## Your instructions
All lines holding the string "true" are to be shown.
● ● ●
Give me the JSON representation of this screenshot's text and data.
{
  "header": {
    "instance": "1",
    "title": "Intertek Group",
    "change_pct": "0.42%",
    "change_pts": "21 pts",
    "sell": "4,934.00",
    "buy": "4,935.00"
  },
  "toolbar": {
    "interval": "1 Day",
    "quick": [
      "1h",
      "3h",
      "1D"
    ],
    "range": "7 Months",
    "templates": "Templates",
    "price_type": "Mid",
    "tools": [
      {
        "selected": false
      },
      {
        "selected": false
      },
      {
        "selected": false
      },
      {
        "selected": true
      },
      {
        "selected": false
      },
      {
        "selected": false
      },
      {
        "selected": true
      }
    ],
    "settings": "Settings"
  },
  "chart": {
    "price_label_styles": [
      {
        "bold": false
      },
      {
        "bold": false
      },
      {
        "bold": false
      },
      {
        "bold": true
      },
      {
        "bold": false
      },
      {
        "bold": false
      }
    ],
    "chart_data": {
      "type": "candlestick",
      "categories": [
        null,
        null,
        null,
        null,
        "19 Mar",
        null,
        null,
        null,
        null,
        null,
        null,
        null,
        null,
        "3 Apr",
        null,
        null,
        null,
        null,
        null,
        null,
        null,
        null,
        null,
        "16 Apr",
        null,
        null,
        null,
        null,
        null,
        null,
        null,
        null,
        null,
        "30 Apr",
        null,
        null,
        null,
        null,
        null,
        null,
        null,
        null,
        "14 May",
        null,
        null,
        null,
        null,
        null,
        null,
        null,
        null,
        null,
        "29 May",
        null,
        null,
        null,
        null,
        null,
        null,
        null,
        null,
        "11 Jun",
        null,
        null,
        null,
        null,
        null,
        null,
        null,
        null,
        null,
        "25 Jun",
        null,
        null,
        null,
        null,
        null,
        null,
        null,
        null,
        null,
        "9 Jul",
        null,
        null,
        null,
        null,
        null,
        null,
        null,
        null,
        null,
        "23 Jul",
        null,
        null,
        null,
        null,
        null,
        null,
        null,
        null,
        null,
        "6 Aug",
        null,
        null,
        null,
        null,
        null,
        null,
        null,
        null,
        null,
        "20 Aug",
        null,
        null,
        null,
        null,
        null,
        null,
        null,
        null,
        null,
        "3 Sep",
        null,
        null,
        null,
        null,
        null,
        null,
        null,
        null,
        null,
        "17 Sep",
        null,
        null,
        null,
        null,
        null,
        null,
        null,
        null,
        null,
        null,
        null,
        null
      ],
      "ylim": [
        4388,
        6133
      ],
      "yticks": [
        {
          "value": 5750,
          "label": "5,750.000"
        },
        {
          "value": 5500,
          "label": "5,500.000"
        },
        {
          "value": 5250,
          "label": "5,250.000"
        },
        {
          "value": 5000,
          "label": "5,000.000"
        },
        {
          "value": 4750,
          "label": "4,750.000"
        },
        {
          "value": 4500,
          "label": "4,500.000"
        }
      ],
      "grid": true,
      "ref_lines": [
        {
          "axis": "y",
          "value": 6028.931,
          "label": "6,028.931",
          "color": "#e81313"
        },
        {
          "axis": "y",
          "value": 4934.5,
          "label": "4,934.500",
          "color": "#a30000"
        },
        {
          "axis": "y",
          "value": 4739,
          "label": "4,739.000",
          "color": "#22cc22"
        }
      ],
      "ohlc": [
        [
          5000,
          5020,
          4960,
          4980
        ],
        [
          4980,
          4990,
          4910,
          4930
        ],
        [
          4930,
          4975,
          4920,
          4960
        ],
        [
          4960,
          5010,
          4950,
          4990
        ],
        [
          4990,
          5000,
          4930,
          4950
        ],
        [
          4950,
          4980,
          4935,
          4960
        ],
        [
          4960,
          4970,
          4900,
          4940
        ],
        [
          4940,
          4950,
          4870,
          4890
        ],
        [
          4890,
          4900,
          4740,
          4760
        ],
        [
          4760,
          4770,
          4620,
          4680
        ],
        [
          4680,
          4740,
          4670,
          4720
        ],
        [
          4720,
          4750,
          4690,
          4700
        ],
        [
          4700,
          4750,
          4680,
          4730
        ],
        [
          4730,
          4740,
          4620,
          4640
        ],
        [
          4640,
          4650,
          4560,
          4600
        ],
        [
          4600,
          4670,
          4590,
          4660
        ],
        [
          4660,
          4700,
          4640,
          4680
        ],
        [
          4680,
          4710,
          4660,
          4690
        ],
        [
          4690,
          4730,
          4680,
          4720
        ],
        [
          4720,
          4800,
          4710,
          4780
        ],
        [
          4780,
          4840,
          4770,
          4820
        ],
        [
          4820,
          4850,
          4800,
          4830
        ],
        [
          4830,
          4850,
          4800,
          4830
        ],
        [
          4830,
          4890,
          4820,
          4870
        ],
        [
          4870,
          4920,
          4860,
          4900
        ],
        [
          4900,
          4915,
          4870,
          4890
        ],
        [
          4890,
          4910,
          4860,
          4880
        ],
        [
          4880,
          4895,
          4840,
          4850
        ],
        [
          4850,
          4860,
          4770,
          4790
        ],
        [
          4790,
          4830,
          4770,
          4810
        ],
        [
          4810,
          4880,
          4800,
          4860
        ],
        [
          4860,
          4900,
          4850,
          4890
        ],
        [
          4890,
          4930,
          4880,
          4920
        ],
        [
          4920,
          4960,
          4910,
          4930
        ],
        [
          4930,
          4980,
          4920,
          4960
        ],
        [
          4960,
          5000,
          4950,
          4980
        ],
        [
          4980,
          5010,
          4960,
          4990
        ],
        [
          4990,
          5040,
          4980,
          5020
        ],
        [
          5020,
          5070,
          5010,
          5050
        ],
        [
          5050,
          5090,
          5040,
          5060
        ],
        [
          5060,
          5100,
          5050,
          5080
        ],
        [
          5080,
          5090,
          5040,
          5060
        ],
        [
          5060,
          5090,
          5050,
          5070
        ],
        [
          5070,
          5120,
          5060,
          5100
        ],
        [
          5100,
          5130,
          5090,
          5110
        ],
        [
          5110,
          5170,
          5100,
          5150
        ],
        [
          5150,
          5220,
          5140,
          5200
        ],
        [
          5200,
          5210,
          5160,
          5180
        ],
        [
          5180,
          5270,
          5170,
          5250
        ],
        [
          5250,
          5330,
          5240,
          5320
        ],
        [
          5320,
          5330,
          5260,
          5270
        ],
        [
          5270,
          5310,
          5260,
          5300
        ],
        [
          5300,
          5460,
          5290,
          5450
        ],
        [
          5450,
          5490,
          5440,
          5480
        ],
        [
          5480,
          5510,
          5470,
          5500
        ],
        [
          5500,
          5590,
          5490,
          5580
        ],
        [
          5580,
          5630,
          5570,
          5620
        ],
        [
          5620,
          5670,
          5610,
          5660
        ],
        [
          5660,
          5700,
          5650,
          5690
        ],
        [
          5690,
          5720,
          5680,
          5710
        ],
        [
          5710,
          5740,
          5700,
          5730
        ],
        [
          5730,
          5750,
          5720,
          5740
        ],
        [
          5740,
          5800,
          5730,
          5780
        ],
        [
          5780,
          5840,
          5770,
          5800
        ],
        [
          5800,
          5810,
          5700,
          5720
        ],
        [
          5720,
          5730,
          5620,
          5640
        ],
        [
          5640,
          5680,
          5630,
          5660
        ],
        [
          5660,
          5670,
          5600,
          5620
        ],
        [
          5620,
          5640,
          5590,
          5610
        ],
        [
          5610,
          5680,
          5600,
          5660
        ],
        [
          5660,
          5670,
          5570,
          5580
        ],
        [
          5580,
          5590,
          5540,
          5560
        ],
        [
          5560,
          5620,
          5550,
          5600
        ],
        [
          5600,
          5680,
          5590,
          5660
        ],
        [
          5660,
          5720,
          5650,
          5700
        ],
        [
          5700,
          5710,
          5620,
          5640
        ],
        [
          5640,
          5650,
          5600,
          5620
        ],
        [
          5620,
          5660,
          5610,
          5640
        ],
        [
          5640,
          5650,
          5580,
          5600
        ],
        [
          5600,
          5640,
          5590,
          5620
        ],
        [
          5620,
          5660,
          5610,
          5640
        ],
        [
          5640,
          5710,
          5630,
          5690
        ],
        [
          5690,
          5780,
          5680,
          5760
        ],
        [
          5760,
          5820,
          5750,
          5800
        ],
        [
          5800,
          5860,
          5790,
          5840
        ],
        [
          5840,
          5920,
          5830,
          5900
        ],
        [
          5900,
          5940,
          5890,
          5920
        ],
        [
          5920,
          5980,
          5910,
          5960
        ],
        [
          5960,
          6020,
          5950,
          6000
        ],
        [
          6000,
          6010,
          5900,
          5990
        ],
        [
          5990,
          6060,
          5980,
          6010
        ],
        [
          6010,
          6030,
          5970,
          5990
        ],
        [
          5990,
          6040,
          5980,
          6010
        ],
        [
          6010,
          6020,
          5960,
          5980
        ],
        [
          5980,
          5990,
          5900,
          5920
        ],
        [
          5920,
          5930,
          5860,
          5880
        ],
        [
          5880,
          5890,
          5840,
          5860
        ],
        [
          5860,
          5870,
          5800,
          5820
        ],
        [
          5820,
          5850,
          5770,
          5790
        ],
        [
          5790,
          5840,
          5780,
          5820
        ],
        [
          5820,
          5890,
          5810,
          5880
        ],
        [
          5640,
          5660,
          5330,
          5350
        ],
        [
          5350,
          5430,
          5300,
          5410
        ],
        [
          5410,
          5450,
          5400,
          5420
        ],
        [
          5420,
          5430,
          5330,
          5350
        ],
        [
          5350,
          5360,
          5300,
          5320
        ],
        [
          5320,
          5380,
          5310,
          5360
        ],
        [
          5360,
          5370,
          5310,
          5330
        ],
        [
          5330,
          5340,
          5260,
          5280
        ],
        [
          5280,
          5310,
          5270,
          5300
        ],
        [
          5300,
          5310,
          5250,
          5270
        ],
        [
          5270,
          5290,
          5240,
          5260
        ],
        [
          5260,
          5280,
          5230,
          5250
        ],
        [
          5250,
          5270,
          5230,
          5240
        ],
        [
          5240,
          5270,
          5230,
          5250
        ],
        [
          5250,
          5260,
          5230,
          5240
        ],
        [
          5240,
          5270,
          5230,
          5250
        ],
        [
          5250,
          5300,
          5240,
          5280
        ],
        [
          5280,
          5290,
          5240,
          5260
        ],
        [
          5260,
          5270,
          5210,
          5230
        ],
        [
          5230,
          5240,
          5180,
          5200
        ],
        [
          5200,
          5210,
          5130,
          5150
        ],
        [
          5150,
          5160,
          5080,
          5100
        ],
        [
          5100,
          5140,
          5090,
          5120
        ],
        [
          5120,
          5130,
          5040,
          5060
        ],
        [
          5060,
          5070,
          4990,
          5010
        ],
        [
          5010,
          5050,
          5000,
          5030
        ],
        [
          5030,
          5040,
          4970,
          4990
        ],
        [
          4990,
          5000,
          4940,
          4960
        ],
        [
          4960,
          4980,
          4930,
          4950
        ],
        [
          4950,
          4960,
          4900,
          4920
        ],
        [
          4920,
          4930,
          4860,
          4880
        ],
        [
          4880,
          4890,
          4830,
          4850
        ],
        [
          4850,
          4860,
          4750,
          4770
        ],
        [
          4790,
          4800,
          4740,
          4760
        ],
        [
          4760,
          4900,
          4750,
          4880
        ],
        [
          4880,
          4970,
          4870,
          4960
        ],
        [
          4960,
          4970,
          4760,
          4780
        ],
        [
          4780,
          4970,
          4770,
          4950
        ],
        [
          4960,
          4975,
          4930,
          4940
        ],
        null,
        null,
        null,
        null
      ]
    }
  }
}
● ● ●
## Completed exercise
        "selected": true
        "selected": true
        "bold": true
      "grid": true,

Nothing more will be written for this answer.